CHALLENGE >>
Starting at the line with "What text is on this page?", return every line through the final one of the data, word for word. Pictures stay out.

►

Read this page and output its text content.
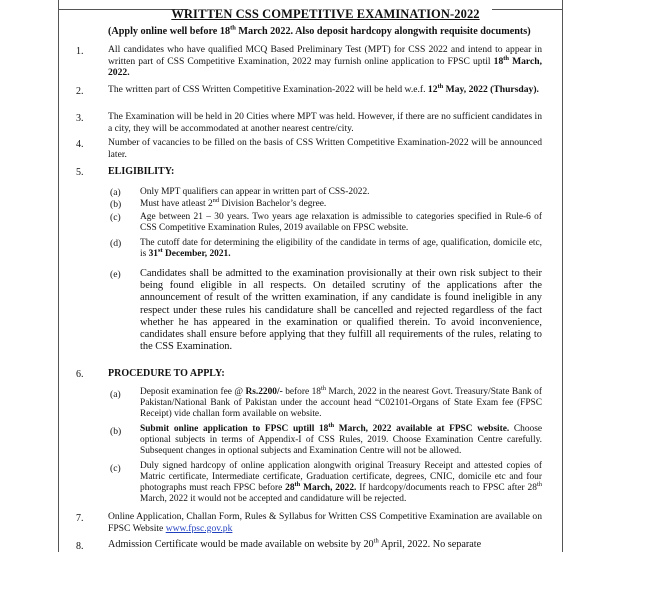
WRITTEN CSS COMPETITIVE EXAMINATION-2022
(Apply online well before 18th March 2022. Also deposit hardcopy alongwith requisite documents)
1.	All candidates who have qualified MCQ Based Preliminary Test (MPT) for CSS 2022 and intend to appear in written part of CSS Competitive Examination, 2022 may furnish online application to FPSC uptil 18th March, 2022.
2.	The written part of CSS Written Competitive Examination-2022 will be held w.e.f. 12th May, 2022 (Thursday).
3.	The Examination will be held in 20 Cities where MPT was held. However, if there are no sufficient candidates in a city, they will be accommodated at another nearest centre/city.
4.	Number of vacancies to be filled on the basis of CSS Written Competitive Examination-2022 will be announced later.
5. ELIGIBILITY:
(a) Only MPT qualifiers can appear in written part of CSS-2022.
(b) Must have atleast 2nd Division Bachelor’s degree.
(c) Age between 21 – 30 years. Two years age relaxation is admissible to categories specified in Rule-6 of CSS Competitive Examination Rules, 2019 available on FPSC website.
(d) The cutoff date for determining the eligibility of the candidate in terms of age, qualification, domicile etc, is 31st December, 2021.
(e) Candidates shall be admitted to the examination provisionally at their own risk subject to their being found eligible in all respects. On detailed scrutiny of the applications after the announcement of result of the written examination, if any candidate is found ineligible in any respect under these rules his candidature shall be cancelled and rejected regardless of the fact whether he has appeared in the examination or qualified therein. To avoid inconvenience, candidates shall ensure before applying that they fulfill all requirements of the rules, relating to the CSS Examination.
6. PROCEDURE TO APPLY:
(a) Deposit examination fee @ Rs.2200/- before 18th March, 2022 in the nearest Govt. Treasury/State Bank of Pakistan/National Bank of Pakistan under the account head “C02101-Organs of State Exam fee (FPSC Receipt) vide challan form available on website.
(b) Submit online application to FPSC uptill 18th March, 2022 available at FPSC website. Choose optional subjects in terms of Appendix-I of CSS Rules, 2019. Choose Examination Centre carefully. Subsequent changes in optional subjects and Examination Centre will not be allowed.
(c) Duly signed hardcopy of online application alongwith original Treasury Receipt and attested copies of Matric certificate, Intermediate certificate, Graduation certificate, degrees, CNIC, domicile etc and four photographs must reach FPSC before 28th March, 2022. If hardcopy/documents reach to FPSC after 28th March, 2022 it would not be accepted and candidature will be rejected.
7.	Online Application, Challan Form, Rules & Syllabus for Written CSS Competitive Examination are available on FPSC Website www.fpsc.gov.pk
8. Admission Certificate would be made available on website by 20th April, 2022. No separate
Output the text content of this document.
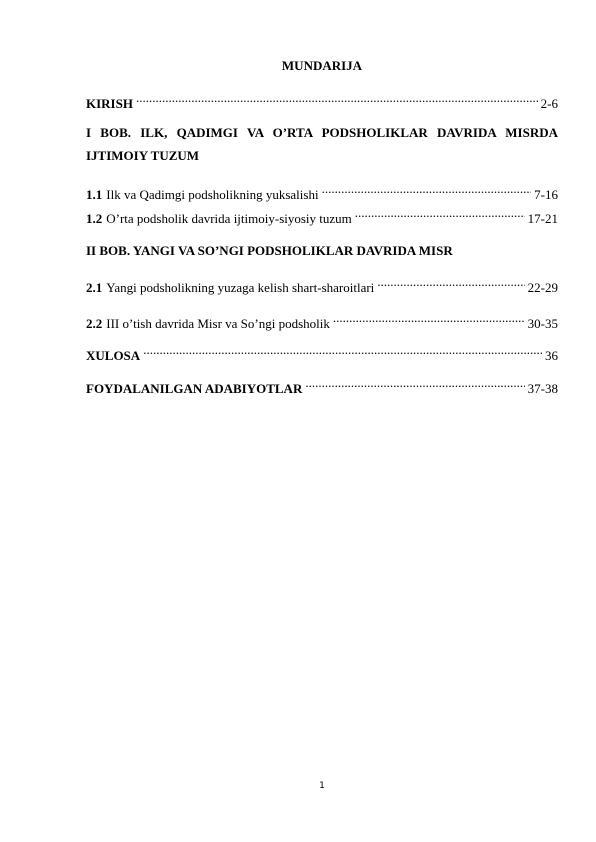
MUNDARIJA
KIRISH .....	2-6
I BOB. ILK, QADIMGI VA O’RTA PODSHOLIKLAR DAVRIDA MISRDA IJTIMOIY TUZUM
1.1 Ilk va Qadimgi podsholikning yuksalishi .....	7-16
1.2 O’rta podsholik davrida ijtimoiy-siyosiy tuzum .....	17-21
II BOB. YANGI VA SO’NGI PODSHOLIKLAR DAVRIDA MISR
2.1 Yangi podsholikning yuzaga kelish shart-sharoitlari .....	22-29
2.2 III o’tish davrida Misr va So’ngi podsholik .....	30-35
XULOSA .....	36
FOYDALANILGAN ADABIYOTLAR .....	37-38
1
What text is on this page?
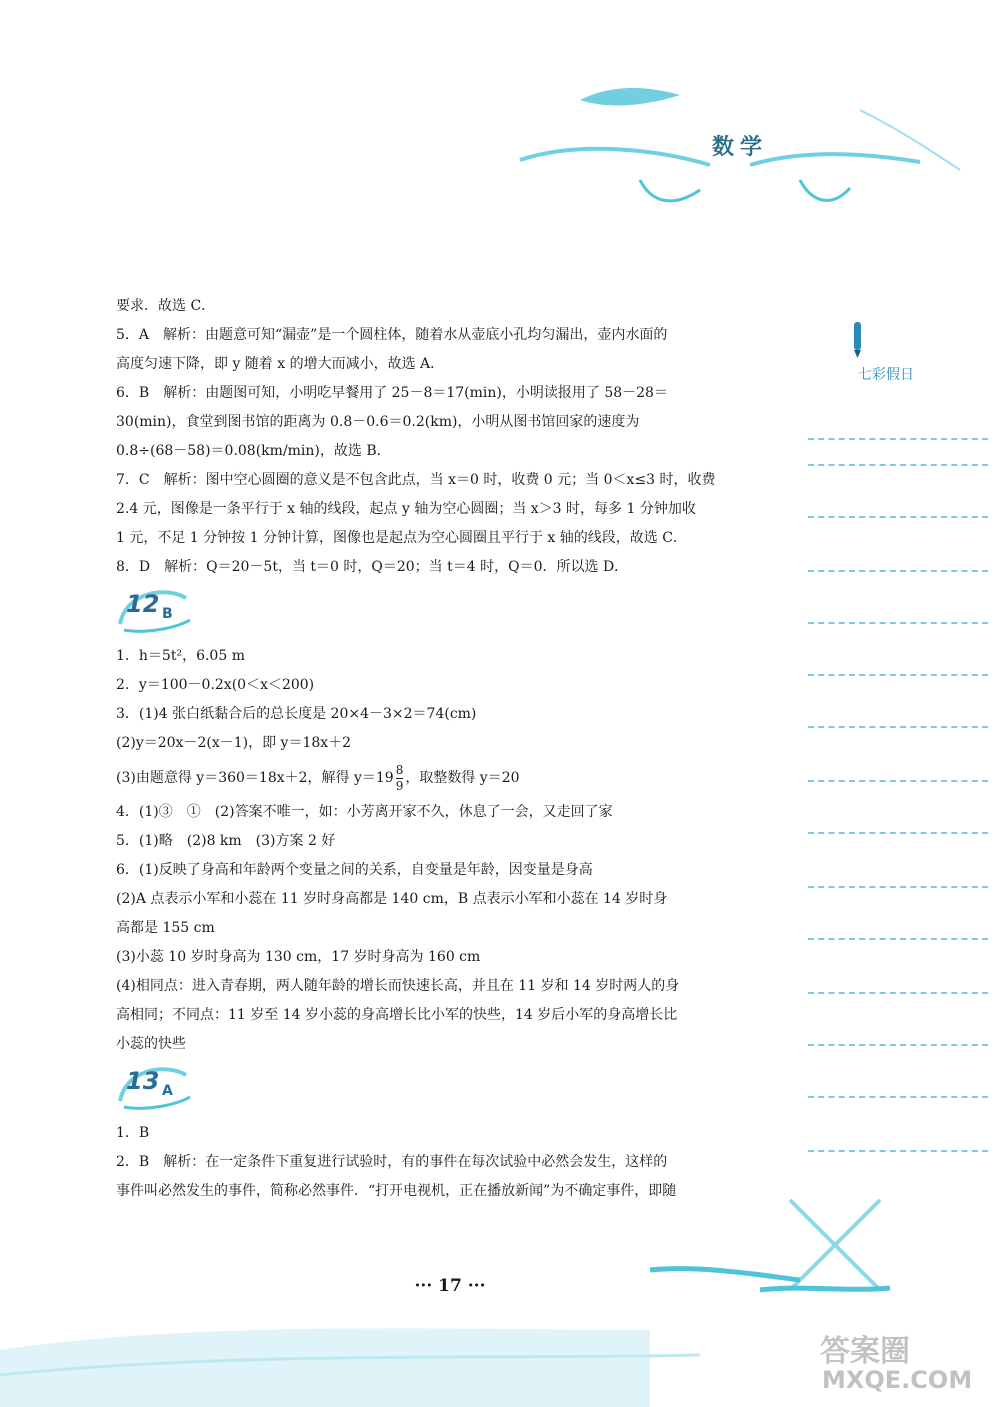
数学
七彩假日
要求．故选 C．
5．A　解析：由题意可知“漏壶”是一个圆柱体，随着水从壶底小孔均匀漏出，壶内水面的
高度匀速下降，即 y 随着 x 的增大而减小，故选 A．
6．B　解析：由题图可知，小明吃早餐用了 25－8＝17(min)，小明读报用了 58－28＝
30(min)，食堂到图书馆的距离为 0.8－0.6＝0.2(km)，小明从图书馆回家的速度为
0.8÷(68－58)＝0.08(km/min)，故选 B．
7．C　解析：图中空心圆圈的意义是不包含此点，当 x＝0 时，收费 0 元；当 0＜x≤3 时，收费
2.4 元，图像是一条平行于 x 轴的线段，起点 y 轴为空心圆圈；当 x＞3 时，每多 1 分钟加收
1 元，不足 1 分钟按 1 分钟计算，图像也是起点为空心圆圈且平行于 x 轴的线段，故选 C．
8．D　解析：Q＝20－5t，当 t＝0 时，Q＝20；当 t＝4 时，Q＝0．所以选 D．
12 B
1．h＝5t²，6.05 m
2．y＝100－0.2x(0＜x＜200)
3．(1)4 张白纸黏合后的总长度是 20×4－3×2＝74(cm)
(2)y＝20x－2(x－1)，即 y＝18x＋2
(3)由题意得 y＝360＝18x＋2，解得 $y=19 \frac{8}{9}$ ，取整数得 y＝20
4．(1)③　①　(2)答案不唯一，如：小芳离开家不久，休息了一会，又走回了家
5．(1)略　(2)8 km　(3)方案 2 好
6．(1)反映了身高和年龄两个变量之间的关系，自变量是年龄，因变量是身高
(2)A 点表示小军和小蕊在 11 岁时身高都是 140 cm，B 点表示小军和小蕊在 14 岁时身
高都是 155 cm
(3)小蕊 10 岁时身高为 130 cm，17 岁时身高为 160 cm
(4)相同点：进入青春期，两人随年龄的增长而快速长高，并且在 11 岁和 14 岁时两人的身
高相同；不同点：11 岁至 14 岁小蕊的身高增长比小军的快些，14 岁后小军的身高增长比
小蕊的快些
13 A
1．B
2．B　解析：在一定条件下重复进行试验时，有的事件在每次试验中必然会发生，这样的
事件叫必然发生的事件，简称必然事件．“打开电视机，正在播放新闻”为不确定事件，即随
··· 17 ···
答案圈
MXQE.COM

◄

COMPLETED TASK >>
What text is on this page?
数学
七彩假日
要求．故选 C．
5．A　解析：由题意可知“漏壶”是一个圆柱体，随着水从壶底小孔均匀漏出，壶内水面的
高度匀速下降，即 y 随着 x 的增大而减小，故选 A．
6．B　解析：由题图可知，小明吃早餐用了 25－8＝17(min)，小明读报用了 58－28＝
30(min)，食堂到图书馆的距离为 0.8－0.6＝0.2(km)，小明从图书馆回家的速度为
0.8÷(68－58)＝0.08(km/min)，故选 B．
7．C　解析：图中空心圆圈的意义是不包含此点，当 x＝0 时，收费 0 元；当 0＜x≤3 时，收费
2.4 元，图像是一条平行于 x 轴的线段，起点 y 轴为空心圆圈；当 x＞3 时，每多 1 分钟加收
1 元，不足 1 分钟按 1 分钟计算，图像也是起点为空心圆圈且平行于 x 轴的线段，故选 C．
8．D　解析：Q＝20－5t，当 t＝0 时，Q＝20；当 t＝4 时，Q＝0．所以选 D．
12 B
1．h＝5t²，6.05 m
2．y＝100－0.2x(0＜x＜200)
3．(1)4 张白纸黏合后的总长度是 20×4－3×2＝74(cm)
(2)y＝20x－2(x－1)，即 y＝18x＋2
(3)由题意得 y＝360＝18x＋2，解得 $y=19 \frac{8}{9}$ ，取整数得 y＝20
4．(1)③　①　(2)答案不唯一，如：小芳离开家不久，休息了一会，又走回了家
5．(1)略　(2)8 km　(3)方案 2 好
6．(1)反映了身高和年龄两个变量之间的关系，自变量是年龄，因变量是身高
(2)A 点表示小军和小蕊在 11 岁时身高都是 140 cm，B 点表示小军和小蕊在 14 岁时身
高都是 155 cm
(3)小蕊 10 岁时身高为 130 cm，17 岁时身高为 160 cm
(4)相同点：进入青春期，两人随年龄的增长而快速长高，并且在 11 岁和 14 岁时两人的身
高相同；不同点：11 岁至 14 岁小蕊的身高增长比小军的快些，14 岁后小军的身高增长比
小蕊的快些
13 A
1．B
2．B　解析：在一定条件下重复进行试验时，有的事件在每次试验中必然会发生，这样的
事件叫必然发生的事件，简称必然事件．“打开电视机，正在播放新闻”为不确定事件，即随
··· 17 ···
答案圈
MXQE.COM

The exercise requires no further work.